STATED PROBLEM →
Return the records that follow, matching each one exactly.

--- EXTRACTED ENTRIES ---

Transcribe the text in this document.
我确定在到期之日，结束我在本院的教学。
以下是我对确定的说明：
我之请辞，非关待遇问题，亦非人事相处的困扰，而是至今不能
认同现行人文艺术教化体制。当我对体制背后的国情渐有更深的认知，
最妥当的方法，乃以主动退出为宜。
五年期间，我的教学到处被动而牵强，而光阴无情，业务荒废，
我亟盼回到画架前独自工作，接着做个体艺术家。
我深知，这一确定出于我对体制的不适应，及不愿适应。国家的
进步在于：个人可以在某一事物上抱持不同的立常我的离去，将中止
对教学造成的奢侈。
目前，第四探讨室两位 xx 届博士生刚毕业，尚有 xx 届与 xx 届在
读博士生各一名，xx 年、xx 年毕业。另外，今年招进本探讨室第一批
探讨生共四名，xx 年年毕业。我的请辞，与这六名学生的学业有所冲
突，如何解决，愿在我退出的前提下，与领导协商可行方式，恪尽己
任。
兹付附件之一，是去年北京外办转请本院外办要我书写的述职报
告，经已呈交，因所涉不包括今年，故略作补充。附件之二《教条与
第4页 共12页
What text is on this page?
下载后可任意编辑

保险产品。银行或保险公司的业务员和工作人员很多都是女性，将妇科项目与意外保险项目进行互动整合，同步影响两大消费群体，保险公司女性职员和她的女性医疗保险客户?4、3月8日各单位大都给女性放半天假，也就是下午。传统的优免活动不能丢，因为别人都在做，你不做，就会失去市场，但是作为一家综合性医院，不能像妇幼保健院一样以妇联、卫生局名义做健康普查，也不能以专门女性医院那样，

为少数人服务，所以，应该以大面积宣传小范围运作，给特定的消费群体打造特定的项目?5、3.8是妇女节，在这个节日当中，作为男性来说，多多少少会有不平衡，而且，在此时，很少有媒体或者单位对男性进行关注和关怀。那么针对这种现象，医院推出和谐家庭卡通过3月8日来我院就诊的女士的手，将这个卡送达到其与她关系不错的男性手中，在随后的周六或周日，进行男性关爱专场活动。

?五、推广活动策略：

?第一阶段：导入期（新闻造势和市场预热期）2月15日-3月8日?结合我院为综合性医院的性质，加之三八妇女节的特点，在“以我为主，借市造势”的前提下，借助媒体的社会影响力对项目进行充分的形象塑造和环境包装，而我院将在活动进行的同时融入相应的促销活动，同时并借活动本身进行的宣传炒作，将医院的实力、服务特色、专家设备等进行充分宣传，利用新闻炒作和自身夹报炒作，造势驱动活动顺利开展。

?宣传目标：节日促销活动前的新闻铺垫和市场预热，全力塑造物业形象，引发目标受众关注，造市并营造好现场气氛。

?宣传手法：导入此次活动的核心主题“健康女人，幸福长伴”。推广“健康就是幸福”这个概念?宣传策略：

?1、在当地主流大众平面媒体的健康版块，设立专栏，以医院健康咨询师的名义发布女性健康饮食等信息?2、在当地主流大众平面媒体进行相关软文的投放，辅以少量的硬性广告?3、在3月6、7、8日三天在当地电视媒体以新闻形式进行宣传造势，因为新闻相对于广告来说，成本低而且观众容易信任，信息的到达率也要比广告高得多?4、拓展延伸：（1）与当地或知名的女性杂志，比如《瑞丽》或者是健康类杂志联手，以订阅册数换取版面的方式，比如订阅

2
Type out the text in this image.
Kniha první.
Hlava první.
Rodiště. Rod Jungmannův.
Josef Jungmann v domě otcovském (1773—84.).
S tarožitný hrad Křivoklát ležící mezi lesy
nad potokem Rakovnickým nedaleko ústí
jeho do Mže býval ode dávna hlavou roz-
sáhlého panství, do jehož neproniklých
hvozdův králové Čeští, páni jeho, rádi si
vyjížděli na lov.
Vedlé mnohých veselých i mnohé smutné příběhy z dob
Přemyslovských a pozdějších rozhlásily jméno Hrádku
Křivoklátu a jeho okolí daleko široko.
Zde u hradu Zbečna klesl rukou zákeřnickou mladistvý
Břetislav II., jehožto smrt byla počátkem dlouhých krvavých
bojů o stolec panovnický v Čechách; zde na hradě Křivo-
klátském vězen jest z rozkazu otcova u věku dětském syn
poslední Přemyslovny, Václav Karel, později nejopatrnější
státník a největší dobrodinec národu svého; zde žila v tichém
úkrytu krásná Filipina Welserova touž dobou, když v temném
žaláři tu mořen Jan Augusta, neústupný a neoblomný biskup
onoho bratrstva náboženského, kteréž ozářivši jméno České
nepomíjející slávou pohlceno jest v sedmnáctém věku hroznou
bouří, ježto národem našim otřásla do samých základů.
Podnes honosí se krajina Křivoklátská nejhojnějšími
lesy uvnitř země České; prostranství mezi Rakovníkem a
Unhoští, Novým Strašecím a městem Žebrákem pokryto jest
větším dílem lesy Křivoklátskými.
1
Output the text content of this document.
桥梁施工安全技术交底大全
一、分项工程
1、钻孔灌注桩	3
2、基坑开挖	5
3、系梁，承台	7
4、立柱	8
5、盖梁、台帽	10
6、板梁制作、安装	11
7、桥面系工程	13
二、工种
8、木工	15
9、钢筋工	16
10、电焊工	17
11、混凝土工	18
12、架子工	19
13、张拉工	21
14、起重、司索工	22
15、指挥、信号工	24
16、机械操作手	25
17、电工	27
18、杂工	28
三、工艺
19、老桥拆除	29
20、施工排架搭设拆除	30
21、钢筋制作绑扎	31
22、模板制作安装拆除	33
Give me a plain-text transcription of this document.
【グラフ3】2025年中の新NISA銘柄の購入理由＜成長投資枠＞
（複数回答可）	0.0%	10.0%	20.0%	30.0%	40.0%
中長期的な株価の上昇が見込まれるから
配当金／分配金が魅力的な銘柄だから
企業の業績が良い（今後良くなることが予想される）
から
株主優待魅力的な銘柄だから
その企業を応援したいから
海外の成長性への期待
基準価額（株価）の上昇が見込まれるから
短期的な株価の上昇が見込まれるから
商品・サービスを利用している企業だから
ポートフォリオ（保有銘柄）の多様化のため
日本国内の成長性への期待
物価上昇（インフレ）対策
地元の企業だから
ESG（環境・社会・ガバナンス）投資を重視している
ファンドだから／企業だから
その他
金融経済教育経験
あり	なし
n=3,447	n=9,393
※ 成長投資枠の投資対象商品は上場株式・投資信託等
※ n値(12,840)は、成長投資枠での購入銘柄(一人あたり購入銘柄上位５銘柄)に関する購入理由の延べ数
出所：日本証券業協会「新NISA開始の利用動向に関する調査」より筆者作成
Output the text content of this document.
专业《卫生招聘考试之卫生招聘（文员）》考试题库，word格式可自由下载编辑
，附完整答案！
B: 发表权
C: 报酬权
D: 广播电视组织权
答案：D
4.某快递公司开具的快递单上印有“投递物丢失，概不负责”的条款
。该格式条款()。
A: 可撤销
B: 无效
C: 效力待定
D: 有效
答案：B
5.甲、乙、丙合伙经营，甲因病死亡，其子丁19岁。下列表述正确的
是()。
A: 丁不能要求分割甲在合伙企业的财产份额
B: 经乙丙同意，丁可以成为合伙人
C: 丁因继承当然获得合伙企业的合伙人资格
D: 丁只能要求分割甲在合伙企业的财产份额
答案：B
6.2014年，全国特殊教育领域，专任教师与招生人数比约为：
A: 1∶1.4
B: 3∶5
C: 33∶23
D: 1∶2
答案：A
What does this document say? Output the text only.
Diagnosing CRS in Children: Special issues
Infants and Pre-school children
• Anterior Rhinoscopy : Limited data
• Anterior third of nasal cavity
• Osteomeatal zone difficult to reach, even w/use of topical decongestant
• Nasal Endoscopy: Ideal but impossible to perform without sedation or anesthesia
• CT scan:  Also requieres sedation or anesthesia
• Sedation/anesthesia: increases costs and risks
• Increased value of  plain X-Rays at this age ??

---

SOLVED EXERCISE →
Transcribe the text in this document.
我确定在到期之日，结束我在本院的教学。
以下是我对确定的说明：
我之请辞，非关待遇问题，亦非人事相处的困扰，而是至今不能
认同现行人文艺术教化体制。当我对体制背后的国情渐有更深的认知，
最妥当的方法，乃以主动退出为宜。
五年期间，我的教学到处被动而牵强，而光阴无情，业务荒废，
我亟盼回到画架前独自工作，接着做个体艺术家。
我深知，这一确定出于我对体制的不适应，及不愿适应。国家的
进步在于：个人可以在某一事物上抱持不同的立常我的离去，将中止
对教学造成的奢侈。
目前，第四探讨室两位 xx 届博士生刚毕业，尚有 xx 届与 xx 届在
读博士生各一名，xx 年、xx 年毕业。另外，今年招进本探讨室第一批
探讨生共四名，xx 年年毕业。我的请辞，与这六名学生的学业有所冲
突，如何解决，愿在我退出的前提下，与领导协商可行方式，恪尽己
任。
兹付附件之一，是去年北京外办转请本院外办要我书写的述职报
告，经已呈交，因所涉不包括今年，故略作补充。附件之二《教条与
第4页 共12页
What text is on this page?
下载后可任意编辑

保险产品。银行或保险公司的业务员和工作人员很多都是女性，将妇科项目与意外保险项目进行互动整合，同步影响两大消费群体，保险公司女性职员和她的女性医疗保险客户?4、3月8日各单位大都给女性放半天假，也就是下午。传统的优免活动不能丢，因为别人都在做，你不做，就会失去市场，但是作为一家综合性医院，不能像妇幼保健院一样以妇联、卫生局名义做健康普查，也不能以专门女性医院那样，

为少数人服务，所以，应该以大面积宣传小范围运作，给特定的消费群体打造特定的项目?5、3.8是妇女节，在这个节日当中，作为男性来说，多多少少会有不平衡，而且，在此时，很少有媒体或者单位对男性进行关注和关怀。那么针对这种现象，医院推出和谐家庭卡通过3月8日来我院就诊的女士的手，将这个卡送达到其与她关系不错的男性手中，在随后的周六或周日，进行男性关爱专场活动。

?五、推广活动策略：

?第一阶段：导入期（新闻造势和市场预热期）2月15日-3月8日?结合我院为综合性医院的性质，加之三八妇女节的特点，在“以我为主，借市造势”的前提下，借助媒体的社会影响力对项目进行充分的形象塑造和环境包装，而我院将在活动进行的同时融入相应的促销活动，同时并借活动本身进行的宣传炒作，将医院的实力、服务特色、专家设备等进行充分宣传，利用新闻炒作和自身夹报炒作，造势驱动活动顺利开展。

?宣传目标：节日促销活动前的新闻铺垫和市场预热，全力塑造物业形象，引发目标受众关注，造市并营造好现场气氛。

?宣传手法：导入此次活动的核心主题“健康女人，幸福长伴”。推广“健康就是幸福”这个概念?宣传策略：

?1、在当地主流大众平面媒体的健康版块，设立专栏，以医院健康咨询师的名义发布女性健康饮食等信息?2、在当地主流大众平面媒体进行相关软文的投放，辅以少量的硬性广告?3、在3月6、7、8日三天在当地电视媒体以新闻形式进行宣传造势，因为新闻相对于广告来说，成本低而且观众容易信任，信息的到达率也要比广告高得多?4、拓展延伸：（1）与当地或知名的女性杂志，比如《瑞丽》或者是健康类杂志联手，以订阅册数换取版面的方式，比如订阅

2
Type out the text in this image.
Kniha první.
Hlava první.
Rodiště. Rod Jungmannův.
Josef Jungmann v domě otcovském (1773—84.).
S tarožitný hrad Křivoklát ležící mezi lesy
nad potokem Rakovnickým nedaleko ústí
jeho do Mže býval ode dávna hlavou roz-
sáhlého panství, do jehož neproniklých
hvozdův králové Čeští, páni jeho, rádi si
vyjížděli na lov.
Vedlé mnohých veselých i mnohé smutné příběhy z dob
Přemyslovských a pozdějších rozhlásily jméno Hrádku
Křivoklátu a jeho okolí daleko široko.
Zde u hradu Zbečna klesl rukou zákeřnickou mladistvý
Břetislav II., jehožto smrt byla počátkem dlouhých krvavých
bojů o stolec panovnický v Čechách; zde na hradě Křivo-
klátském vězen jest z rozkazu otcova u věku dětském syn
poslední Přemyslovny, Václav Karel, později nejopatrnější
státník a největší dobrodinec národu svého; zde žila v tichém
úkrytu krásná Filipina Welserova touž dobou, když v temném
žaláři tu mořen Jan Augusta, neústupný a neoblomný biskup
onoho bratrstva náboženského, kteréž ozářivši jméno České
nepomíjející slávou pohlceno jest v sedmnáctém věku hroznou
bouří, ježto národem našim otřásla do samých základů.
Podnes honosí se krajina Křivoklátská nejhojnějšími
lesy uvnitř země České; prostranství mezi Rakovníkem a
Unhoští, Novým Strašecím a městem Žebrákem pokryto jest
větším dílem lesy Křivoklátskými.
1
Output the text content of this document.
桥梁施工安全技术交底大全
一、分项工程
1、钻孔灌注桩	3
2、基坑开挖	5
3、系梁，承台	7
4、立柱	8
5、盖梁、台帽	10
6、板梁制作、安装	11
7、桥面系工程	13
二、工种
8、木工	15
9、钢筋工	16
10、电焊工	17
11、混凝土工	18
12、架子工	19
13、张拉工	21
14、起重、司索工	22
15、指挥、信号工	24
16、机械操作手	25
17、电工	27
18、杂工	28
三、工艺
19、老桥拆除	29
20、施工排架搭设拆除	30
21、钢筋制作绑扎	31
22、模板制作安装拆除	33
Give me a plain-text transcription of this document.
【グラフ3】2025年中の新NISA銘柄の購入理由＜成長投資枠＞
（複数回答可）	0.0%	10.0%	20.0%	30.0%	40.0%
中長期的な株価の上昇が見込まれるから
配当金／分配金が魅力的な銘柄だから
企業の業績が良い（今後良くなることが予想される）
から
株主優待魅力的な銘柄だから
その企業を応援したいから
海外の成長性への期待
基準価額（株価）の上昇が見込まれるから
短期的な株価の上昇が見込まれるから
商品・サービスを利用している企業だから
ポートフォリオ（保有銘柄）の多様化のため
日本国内の成長性への期待
物価上昇（インフレ）対策
地元の企業だから
ESG（環境・社会・ガバナンス）投資を重視している
ファンドだから／企業だから
その他
金融経済教育経験
あり	なし
n=3,447	n=9,393
※ 成長投資枠の投資対象商品は上場株式・投資信託等
※ n値(12,840)は、成長投資枠での購入銘柄(一人あたり購入銘柄上位５銘柄)に関する購入理由の延べ数
出所：日本証券業協会「新NISA開始の利用動向に関する調査」より筆者作成
Output the text content of this document.
专业《卫生招聘考试之卫生招聘（文员）》考试题库，word格式可自由下载编辑
，附完整答案！
B: 发表权
C: 报酬权
D: 广播电视组织权
答案：D
4.某快递公司开具的快递单上印有“投递物丢失，概不负责”的条款
。该格式条款()。
A: 可撤销
B: 无效
C: 效力待定
D: 有效
答案：B
5.甲、乙、丙合伙经营，甲因病死亡，其子丁19岁。下列表述正确的
是()。
A: 丁不能要求分割甲在合伙企业的财产份额
B: 经乙丙同意，丁可以成为合伙人
C: 丁因继承当然获得合伙企业的合伙人资格
D: 丁只能要求分割甲在合伙企业的财产份额
答案：B
6.2014年，全国特殊教育领域，专任教师与招生人数比约为：
A: 1∶1.4
B: 3∶5
C: 33∶23
D: 1∶2
答案：A
What does this document say? Output the text only.
Diagnosing CRS in Children: Special issues
Infants and Pre-school children
• Anterior Rhinoscopy : Limited data
• Anterior third of nasal cavity
• Osteomeatal zone difficult to reach, even w/use of topical decongestant
• Nasal Endoscopy: Ideal but impossible to perform without sedation or anesthesia
• CT scan:  Also requieres sedation or anesthesia
• Sedation/anesthesia: increases costs and risks
• Increased value of  plain X-Rays at this age ??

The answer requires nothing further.